- **EXERCISE DIRECTIONS**: Would you retype all of these records exactly?

(Items from a figure collection)
--------

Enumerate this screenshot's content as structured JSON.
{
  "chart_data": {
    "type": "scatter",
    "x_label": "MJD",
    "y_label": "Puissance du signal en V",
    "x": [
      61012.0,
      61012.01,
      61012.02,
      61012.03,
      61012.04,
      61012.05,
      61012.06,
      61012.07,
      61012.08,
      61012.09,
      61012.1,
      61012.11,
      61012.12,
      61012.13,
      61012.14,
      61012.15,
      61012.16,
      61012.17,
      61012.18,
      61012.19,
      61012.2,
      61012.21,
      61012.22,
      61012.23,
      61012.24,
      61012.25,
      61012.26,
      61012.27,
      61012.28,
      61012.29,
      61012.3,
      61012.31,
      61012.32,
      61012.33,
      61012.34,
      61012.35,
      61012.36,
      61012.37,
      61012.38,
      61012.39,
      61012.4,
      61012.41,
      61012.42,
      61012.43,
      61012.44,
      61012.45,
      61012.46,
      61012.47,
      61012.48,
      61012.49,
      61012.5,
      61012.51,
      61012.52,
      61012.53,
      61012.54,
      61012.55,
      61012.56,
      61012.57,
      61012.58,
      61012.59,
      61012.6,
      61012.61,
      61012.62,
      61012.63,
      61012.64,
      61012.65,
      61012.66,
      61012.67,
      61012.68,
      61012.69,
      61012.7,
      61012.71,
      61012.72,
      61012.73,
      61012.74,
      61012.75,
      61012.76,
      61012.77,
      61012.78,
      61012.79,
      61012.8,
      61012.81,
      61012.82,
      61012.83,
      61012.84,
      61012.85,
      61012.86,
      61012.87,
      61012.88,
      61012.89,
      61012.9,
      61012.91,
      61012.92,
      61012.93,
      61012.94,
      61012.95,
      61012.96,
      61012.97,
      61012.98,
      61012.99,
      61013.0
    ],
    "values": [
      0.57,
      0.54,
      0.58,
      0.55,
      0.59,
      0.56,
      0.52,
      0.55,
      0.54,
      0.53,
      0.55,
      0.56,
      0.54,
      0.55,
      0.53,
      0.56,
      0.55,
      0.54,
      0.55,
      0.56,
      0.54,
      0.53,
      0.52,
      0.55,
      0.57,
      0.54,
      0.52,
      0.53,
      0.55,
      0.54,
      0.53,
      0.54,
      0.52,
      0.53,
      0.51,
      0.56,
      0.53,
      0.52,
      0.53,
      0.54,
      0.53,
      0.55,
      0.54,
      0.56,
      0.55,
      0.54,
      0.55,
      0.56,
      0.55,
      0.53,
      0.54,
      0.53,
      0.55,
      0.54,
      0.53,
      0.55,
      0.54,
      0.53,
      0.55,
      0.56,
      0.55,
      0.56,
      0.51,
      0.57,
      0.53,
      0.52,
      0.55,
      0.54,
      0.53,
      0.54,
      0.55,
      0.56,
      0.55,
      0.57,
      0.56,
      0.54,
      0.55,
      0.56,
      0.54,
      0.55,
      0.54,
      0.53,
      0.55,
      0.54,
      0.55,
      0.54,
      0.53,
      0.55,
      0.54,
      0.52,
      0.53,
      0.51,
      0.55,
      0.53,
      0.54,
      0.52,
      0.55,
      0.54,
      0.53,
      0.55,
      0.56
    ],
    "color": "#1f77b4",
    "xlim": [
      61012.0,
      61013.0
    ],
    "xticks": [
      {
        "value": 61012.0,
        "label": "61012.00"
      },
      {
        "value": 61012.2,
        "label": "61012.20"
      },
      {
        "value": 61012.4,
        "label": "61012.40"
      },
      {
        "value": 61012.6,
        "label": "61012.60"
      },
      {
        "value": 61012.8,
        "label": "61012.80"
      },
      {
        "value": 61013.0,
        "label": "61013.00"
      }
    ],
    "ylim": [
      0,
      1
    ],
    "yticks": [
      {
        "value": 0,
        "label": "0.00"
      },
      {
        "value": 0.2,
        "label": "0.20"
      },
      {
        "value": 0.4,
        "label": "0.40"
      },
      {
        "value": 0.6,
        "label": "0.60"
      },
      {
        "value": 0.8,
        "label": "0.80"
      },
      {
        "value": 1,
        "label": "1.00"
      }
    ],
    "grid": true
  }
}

--------

- **TASK OUTPUT**:
Enumerate this screenshot's content as structured JSON.
{
  "chart_data": {
    "type": "scatter",
    "x_label": "MJD",
    "y_label": "Puissance du signal en V",
    "x": [
      61012.0,
      61012.01,
      61012.02,
      61012.03,
      61012.04,
      61012.05,
      61012.06,
      61012.07,
      61012.08,
      61012.09,
      61012.1,
      61012.11,
      61012.12,
      61012.13,
      61012.14,
      61012.15,
      61012.16,
      61012.17,
      61012.18,
      61012.19,
      61012.2,
      61012.21,
      61012.22,
      61012.23,
      61012.24,
      61012.25,
      61012.26,
      61012.27,
      61012.28,
      61012.29,
      61012.3,
      61012.31,
      61012.32,
      61012.33,
      61012.34,
      61012.35,
      61012.36,
      61012.37,
      61012.38,
      61012.39,
      61012.4,
      61012.41,
      61012.42,
      61012.43,
      61012.44,
      61012.45,
      61012.46,
      61012.47,
      61012.48,
      61012.49,
      61012.5,
      61012.51,
      61012.52,
      61012.53,
      61012.54,
      61012.55,
      61012.56,
      61012.57,
      61012.58,
      61012.59,
      61012.6,
      61012.61,
      61012.62,
      61012.63,
      61012.64,
      61012.65,
      61012.66,
      61012.67,
      61012.68,
      61012.69,
      61012.7,
      61012.71,
      61012.72,
      61012.73,
      61012.74,
      61012.75,
      61012.76,
      61012.77,
      61012.78,
      61012.79,
      61012.8,
      61012.81,
      61012.82,
      61012.83,
      61012.84,
      61012.85,
      61012.86,
      61012.87,
      61012.88,
      61012.89,
      61012.9,
      61012.91,
      61012.92,
      61012.93,
      61012.94,
      61012.95,
      61012.96,
      61012.97,
      61012.98,
      61012.99,
      61013.0
    ],
    "values": [
      0.57,
      0.54,
      0.58,
      0.55,
      0.59,
      0.56,
      0.52,
      0.55,
      0.54,
      0.53,
      0.55,
      0.56,
      0.54,
      0.55,
      0.53,
      0.56,
      0.55,
      0.54,
      0.55,
      0.56,
      0.54,
      0.53,
      0.52,
      0.55,
      0.57,
      0.54,
      0.52,
      0.53,
      0.55,
      0.54,
      0.53,
      0.54,
      0.52,
      0.53,
      0.51,
      0.56,
      0.53,
      0.52,
      0.53,
      0.54,
      0.53,
      0.55,
      0.54,
      0.56,
      0.55,
      0.54,
      0.55,
      0.56,
      0.55,
      0.53,
      0.54,
      0.53,
      0.55,
      0.54,
      0.53,
      0.55,
      0.54,
      0.53,
      0.55,
      0.56,
      0.55,
      0.56,
      0.51,
      0.57,
      0.53,
      0.52,
      0.55,
      0.54,
      0.53,
      0.54,
      0.55,
      0.56,
      0.55,
      0.57,
      0.56,
      0.54,
      0.55,
      0.56,
      0.54,
      0.55,
      0.54,
      0.53,
      0.55,
      0.54,
      0.55,
      0.54,
      0.53,
      0.55,
      0.54,
      0.52,
      0.53,
      0.51,
      0.55,
      0.53,
      0.54,
      0.52,
      0.55,
      0.54,
      0.53,
      0.55,
      0.56
    ],
    "color": "#1f77b4",
    "xlim": [
      61012.0,
      61013.0
    ],
    "xticks": [
      {
        "value": 61012.0,
        "label": "61012.00"
      },
      {
        "value": 61012.2,
        "label": "61012.20"
      },
      {
        "value": 61012.4,
        "label": "61012.40"
      },
      {
        "value": 61012.6,
        "label": "61012.60"
      },
      {
        "value": 61012.8,
        "label": "61012.80"
      },
      {
        "value": 61013.0,
        "label": "61013.00"
      }
    ],
    "ylim": [
      0,
      1
    ],
    "yticks": [
      {
        "value": 0,
        "label": "0.00"
      },
      {
        "value": 0.2,
        "label": "0.20"
      },
      {
        "value": 0.4,
        "label": "0.40"
      },
      {
        "value": 0.6,
        "label": "0.60"
      },
      {
        "value": 0.8,
        "label": "0.80"
      },
      {
        "value": 1,
        "label": "1.00"
      }
    ],
    "grid": true
  }
}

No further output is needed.